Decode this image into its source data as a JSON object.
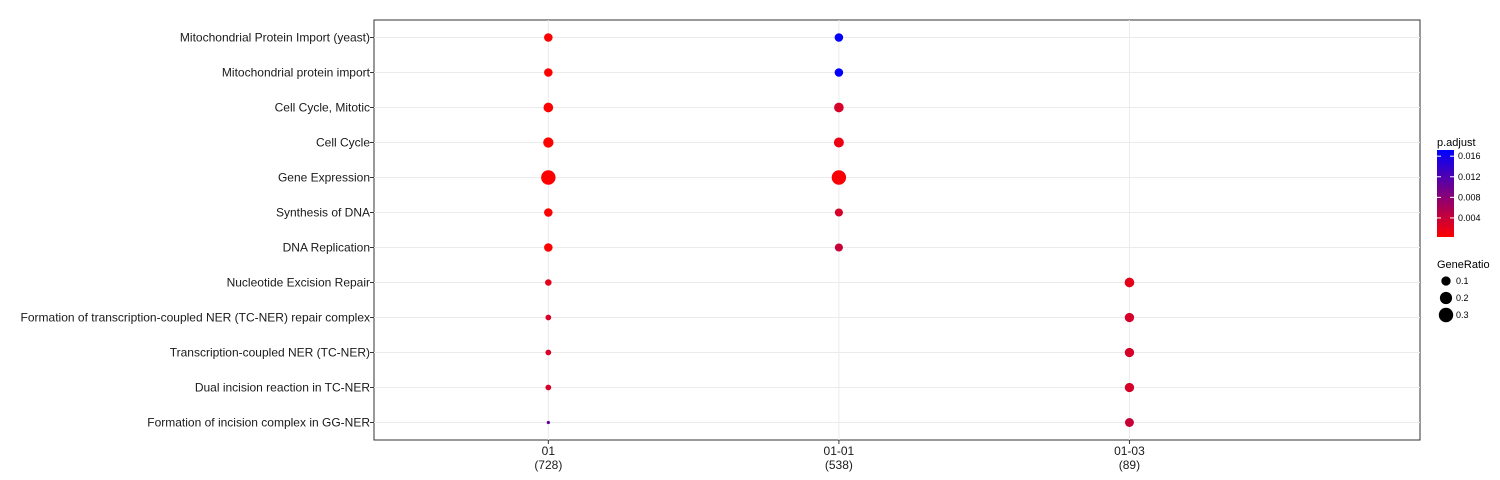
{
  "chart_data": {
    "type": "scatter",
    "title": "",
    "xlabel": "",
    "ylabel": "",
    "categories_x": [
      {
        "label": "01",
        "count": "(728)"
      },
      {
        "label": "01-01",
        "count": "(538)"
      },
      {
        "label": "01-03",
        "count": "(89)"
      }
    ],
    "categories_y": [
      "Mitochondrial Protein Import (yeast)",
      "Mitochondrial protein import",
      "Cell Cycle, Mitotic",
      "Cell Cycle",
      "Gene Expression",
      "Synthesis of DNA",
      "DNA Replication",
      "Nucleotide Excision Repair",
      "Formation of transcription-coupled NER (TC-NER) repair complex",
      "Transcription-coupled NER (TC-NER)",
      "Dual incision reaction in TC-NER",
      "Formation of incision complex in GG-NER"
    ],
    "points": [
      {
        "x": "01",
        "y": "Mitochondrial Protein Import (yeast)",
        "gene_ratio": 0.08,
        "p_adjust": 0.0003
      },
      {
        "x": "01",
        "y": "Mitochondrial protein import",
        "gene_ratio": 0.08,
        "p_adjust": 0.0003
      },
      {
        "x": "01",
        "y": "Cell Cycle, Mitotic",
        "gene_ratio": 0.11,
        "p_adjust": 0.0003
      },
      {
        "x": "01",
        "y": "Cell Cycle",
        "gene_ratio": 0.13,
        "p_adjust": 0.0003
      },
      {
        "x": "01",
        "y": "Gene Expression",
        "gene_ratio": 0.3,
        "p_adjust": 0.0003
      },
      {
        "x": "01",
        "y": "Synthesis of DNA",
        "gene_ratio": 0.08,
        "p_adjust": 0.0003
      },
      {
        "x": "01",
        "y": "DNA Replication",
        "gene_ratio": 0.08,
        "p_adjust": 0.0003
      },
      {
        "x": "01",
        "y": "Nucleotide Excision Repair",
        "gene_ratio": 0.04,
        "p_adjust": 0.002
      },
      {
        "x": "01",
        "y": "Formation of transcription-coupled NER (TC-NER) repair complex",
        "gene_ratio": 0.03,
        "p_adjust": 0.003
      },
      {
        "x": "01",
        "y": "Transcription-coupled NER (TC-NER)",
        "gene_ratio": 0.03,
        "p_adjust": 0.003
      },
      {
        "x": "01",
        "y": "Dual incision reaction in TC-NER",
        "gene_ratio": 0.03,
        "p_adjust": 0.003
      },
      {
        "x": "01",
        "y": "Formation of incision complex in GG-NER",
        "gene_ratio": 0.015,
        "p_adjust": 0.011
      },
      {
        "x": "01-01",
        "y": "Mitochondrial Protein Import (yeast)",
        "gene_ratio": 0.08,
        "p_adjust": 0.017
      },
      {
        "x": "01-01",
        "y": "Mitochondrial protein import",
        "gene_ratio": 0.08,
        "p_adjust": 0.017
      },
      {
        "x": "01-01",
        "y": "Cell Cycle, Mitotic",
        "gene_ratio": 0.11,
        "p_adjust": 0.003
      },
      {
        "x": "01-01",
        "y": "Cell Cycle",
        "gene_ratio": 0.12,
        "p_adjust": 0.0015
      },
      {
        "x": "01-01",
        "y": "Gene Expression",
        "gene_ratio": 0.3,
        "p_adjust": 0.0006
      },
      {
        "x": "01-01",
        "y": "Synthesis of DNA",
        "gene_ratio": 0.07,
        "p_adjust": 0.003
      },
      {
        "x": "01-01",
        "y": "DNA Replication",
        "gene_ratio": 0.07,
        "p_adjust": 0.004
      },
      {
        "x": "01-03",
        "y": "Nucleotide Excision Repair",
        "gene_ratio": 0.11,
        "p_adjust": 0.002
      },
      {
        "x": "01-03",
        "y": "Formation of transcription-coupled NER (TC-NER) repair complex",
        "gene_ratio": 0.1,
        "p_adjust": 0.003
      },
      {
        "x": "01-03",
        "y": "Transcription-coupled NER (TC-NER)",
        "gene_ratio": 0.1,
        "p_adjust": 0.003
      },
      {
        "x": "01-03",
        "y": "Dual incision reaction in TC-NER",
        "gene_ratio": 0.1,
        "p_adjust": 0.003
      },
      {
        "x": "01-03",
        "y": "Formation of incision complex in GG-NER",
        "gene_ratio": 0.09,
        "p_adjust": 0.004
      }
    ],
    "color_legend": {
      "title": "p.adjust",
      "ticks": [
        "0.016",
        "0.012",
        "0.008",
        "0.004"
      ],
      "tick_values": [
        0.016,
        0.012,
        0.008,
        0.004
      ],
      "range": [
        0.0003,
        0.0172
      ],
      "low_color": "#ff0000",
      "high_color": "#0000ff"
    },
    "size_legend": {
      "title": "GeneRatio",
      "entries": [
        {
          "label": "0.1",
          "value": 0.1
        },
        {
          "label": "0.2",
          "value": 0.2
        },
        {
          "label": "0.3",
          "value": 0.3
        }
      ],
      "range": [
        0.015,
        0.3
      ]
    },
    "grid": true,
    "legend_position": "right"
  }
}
__________
EXERCISE OBJECTIVE: Without the pictures, restate each entry exactly.

ANSWER TO THIS TASK:
Decode this image into its source data as a JSON object.
{
  "chart_data": {
    "type": "scatter",
    "title": "",
    "xlabel": "",
    "ylabel": "",
    "categories_x": [
      {
        "label": "01",
        "count": "(728)"
      },
      {
        "label": "01-01",
        "count": "(538)"
      },
      {
        "label": "01-03",
        "count": "(89)"
      }
    ],
    "categories_y": [
      "Mitochondrial Protein Import (yeast)",
      "Mitochondrial protein import",
      "Cell Cycle, Mitotic",
      "Cell Cycle",
      "Gene Expression",
      "Synthesis of DNA",
      "DNA Replication",
      "Nucleotide Excision Repair",
      "Formation of transcription-coupled NER (TC-NER) repair complex",
      "Transcription-coupled NER (TC-NER)",
      "Dual incision reaction in TC-NER",
      "Formation of incision complex in GG-NER"
    ],
    "points": [
      {
        "x": "01",
        "y": "Mitochondrial Protein Import (yeast)",
        "gene_ratio": 0.08,
        "p_adjust": 0.0003
      },
      {
        "x": "01",
        "y": "Mitochondrial protein import",
        "gene_ratio": 0.08,
        "p_adjust": 0.0003
      },
      {
        "x": "01",
        "y": "Cell Cycle, Mitotic",
        "gene_ratio": 0.11,
        "p_adjust": 0.0003
      },
      {
        "x": "01",
        "y": "Cell Cycle",
        "gene_ratio": 0.13,
        "p_adjust": 0.0003
      },
      {
        "x": "01",
        "y": "Gene Expression",
        "gene_ratio": 0.3,
        "p_adjust": 0.0003
      },
      {
        "x": "01",
        "y": "Synthesis of DNA",
        "gene_ratio": 0.08,
        "p_adjust": 0.0003
      },
      {
        "x": "01",
        "y": "DNA Replication",
        "gene_ratio": 0.08,
        "p_adjust": 0.0003
      },
      {
        "x": "01",
        "y": "Nucleotide Excision Repair",
        "gene_ratio": 0.04,
        "p_adjust": 0.002
      },
      {
        "x": "01",
        "y": "Formation of transcription-coupled NER (TC-NER) repair complex",
        "gene_ratio": 0.03,
        "p_adjust": 0.003
      },
      {
        "x": "01",
        "y": "Transcription-coupled NER (TC-NER)",
        "gene_ratio": 0.03,
        "p_adjust": 0.003
      },
      {
        "x": "01",
        "y": "Dual incision reaction in TC-NER",
        "gene_ratio": 0.03,
        "p_adjust": 0.003
      },
      {
        "x": "01",
        "y": "Formation of incision complex in GG-NER",
        "gene_ratio": 0.015,
        "p_adjust": 0.011
      },
      {
        "x": "01-01",
        "y": "Mitochondrial Protein Import (yeast)",
        "gene_ratio": 0.08,
        "p_adjust": 0.017
      },
      {
        "x": "01-01",
        "y": "Mitochondrial protein import",
        "gene_ratio": 0.08,
        "p_adjust": 0.017
      },
      {
        "x": "01-01",
        "y": "Cell Cycle, Mitotic",
        "gene_ratio": 0.11,
        "p_adjust": 0.003
      },
      {
        "x": "01-01",
        "y": "Cell Cycle",
        "gene_ratio": 0.12,
        "p_adjust": 0.0015
      },
      {
        "x": "01-01",
        "y": "Gene Expression",
        "gene_ratio": 0.3,
        "p_adjust": 0.0006
      },
      {
        "x": "01-01",
        "y": "Synthesis of DNA",
        "gene_ratio": 0.07,
        "p_adjust": 0.003
      },
      {
        "x": "01-01",
        "y": "DNA Replication",
        "gene_ratio": 0.07,
        "p_adjust": 0.004
      },
      {
        "x": "01-03",
        "y": "Nucleotide Excision Repair",
        "gene_ratio": 0.11,
        "p_adjust": 0.002
      },
      {
        "x": "01-03",
        "y": "Formation of transcription-coupled NER (TC-NER) repair complex",
        "gene_ratio": 0.1,
        "p_adjust": 0.003
      },
      {
        "x": "01-03",
        "y": "Transcription-coupled NER (TC-NER)",
        "gene_ratio": 0.1,
        "p_adjust": 0.003
      },
      {
        "x": "01-03",
        "y": "Dual incision reaction in TC-NER",
        "gene_ratio": 0.1,
        "p_adjust": 0.003
      },
      {
        "x": "01-03",
        "y": "Formation of incision complex in GG-NER",
        "gene_ratio": 0.09,
        "p_adjust": 0.004
      }
    ],
    "color_legend": {
      "title": "p.adjust",
      "ticks": [
        "0.016",
        "0.012",
        "0.008",
        "0.004"
      ],
      "tick_values": [
        0.016,
        0.012,
        0.008,
        0.004
      ],
      "range": [
        0.0003,
        0.0172
      ],
      "low_color": "#ff0000",
      "high_color": "#0000ff"
    },
    "size_legend": {
      "title": "GeneRatio",
      "entries": [
        {
          "label": "0.1",
          "value": 0.1
        },
        {
          "label": "0.2",
          "value": 0.2
        },
        {
          "label": "0.3",
          "value": 0.3
        }
      ],
      "range": [
        0.015,
        0.3
      ]
    },
    "grid": true,
    "legend_position": "right"
  }
}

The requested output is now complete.